» Instrução de trabalho 1: Indique se cada afirmação concorda com o texto sobre a acusação: (a) a viagem a Istambul decorreu de 18 a 21 de Abril de 2015; (b) a sociedade comercial arguida foi acusada de onze crimes; (c) os custos dos convidados foram suportados pelos próprios convidados. Responda sim ou não a cada uma e cite literalmente as palavras do texto que o determinam.
» Instrução de trabalho 2: Transcreva do texto sobre a acusação, sem alterações, tudo o que vai de "O Ministério Público indiciou" até "instituições deste sector.".

» Texto fornecido:
------------------------------

Recebimento indevido de vantagem; oferta de viagem, estadia e actividades de lazer por empresa fornecedora de serviços; acusação | Ministério Público no Diap da Procuradoria da República de Braga (Braga, 1.ª secção)

 


02/06/2021

Por despacho de 25.05.2021, o Ministério Público no Diap da Procuradoria da República de Braga (Braga, 1.ª secção) deduziu acusação contra uma arguida sociedade comercial, dez arguidos e duas arguidas, imputando

  • à arguida sociedade comercial a prática de oito crimes de recebimento indevido de vantagem;
  • a um dos arguidos, sócio-gerente desta sociedade comercial, a prática de onze crimes de recebimento indevido de vantagem;
  • a cada um dos restantes arguidos e arguidas, a prática de um crime de recebimento indevido de vantagem.

 

O Ministério Público indiciou que a arguida sociedade comercial tinha como objecto a prestação de serviços e comercialização de produtos na área da informática, tendo como mercado principal o sector público, por ter desenvolvido e comercializar produtos de tecnologia de informação pensados para actividades de vários organismos e instituições deste sector.

 

E que o arguido sócio-gerente desta sociedade, organizou, de 18 a 21 de Abril de 2015, uma viagem a Istambul, destinada a clientes do sector público, a que chamou "Encontro de Utilizadores", a pretexto de proposta de fornecimento ou de renovação de fornecimento e de apresentar um novo programa de gestão documental, mas tendo como objectivo último lograr uma interacção próxima e prolongada com aqueles clientes, em contexto de lazer e de entusiasmo, que lhe permitisse criar afinidades e ganhar, ou tentar ganhar, disponibilidade aquisitiva para as propostas da sua empresa.

 

Descreve o Ministério Público que para tal a viagem integrava estadia e programa de lazer em Istambul -jantar surpresa, cruzeiro no Bósforo, visita ao bazar egípcio-, com todos os custos dos convidados suportados pela sociedade comercial arguida, nomeadamente os de viagens, estadia em hotel e actividades de lazer.

------------------------------

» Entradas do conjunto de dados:

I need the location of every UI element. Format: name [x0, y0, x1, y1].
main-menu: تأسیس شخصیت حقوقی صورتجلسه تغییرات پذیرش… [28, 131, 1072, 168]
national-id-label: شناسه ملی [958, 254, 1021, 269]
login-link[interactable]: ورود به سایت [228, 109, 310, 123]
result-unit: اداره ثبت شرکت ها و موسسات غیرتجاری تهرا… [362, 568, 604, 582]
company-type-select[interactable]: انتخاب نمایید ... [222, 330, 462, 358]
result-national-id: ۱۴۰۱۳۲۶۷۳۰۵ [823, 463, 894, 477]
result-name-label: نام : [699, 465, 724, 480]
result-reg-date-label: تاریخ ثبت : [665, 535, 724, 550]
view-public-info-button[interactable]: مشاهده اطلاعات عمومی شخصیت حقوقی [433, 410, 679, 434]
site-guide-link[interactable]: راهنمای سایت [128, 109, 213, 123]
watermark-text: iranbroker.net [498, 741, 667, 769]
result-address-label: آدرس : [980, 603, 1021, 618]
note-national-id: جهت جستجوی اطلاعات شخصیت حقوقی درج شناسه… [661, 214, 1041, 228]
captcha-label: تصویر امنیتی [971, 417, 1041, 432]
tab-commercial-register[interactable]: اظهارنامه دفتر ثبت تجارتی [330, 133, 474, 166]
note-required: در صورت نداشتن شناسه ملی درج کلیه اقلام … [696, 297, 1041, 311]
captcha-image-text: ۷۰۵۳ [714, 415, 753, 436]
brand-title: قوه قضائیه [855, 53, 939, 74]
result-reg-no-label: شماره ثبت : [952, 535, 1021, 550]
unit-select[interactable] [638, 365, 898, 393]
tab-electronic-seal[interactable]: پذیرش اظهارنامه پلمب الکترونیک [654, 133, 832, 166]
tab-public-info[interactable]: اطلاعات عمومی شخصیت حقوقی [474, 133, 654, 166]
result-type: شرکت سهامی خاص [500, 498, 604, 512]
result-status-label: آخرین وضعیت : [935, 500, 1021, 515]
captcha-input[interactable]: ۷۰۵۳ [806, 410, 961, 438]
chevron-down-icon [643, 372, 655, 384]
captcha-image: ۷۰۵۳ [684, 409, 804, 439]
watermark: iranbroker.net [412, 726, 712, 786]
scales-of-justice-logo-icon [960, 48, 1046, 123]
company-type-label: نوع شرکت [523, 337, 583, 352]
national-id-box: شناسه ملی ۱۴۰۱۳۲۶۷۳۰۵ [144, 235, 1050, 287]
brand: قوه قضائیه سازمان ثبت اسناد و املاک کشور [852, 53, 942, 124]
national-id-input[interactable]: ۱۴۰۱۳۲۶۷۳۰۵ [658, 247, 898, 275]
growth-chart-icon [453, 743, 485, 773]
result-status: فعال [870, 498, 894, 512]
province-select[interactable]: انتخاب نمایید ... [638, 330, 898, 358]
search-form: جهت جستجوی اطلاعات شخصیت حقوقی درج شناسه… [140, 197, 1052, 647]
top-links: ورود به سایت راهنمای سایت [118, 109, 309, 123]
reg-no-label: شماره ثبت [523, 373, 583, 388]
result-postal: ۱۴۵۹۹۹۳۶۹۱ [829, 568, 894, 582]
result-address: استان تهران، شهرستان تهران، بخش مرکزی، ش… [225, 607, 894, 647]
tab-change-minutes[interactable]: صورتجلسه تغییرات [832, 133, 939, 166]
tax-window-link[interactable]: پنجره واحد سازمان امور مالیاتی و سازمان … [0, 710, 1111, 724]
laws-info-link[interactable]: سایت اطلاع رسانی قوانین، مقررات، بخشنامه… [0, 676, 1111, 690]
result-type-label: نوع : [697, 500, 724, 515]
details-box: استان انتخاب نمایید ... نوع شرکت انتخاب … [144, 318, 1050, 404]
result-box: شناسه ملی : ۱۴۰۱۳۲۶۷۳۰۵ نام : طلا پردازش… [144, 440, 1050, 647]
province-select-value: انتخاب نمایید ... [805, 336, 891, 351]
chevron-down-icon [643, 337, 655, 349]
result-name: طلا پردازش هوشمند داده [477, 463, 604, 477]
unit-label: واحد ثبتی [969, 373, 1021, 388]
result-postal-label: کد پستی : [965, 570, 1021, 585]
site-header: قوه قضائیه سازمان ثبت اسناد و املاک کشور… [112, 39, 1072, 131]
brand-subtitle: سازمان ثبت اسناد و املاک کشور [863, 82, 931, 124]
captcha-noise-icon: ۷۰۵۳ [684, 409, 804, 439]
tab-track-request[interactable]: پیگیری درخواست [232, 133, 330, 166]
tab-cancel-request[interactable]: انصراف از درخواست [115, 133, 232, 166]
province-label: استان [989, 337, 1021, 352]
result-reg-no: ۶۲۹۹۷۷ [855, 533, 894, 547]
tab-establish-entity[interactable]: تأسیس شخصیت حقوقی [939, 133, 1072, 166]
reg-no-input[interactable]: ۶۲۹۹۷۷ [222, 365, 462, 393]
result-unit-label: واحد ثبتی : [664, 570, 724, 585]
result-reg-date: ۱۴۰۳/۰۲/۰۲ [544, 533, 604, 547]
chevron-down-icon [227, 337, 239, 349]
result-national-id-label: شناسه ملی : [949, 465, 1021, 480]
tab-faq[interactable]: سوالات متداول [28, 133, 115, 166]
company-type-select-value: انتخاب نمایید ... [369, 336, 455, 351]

------------------------------

» A sua resolução 1:
(a) Sim: "de 18 a 21 de Abril de 2015, uma viagem a Istambul"
(b) Não: "à arguida sociedade comercial a prática de oito crimes de recebimento indevido de vantagem"
(c) Não: "com todos os custos dos convidados suportados pela sociedade comercial arguida"

» A sua resolução 2:
O Ministério Público indiciou que a arguida sociedade comercial tinha como objecto a prestação de serviços e comercialização de produtos na área da informática, tendo como mercado principal o sector público, por ter desenvolvido e comercializar produtos de tecnologia de informação pensados para actividades de vários organismos e instituições deste sector.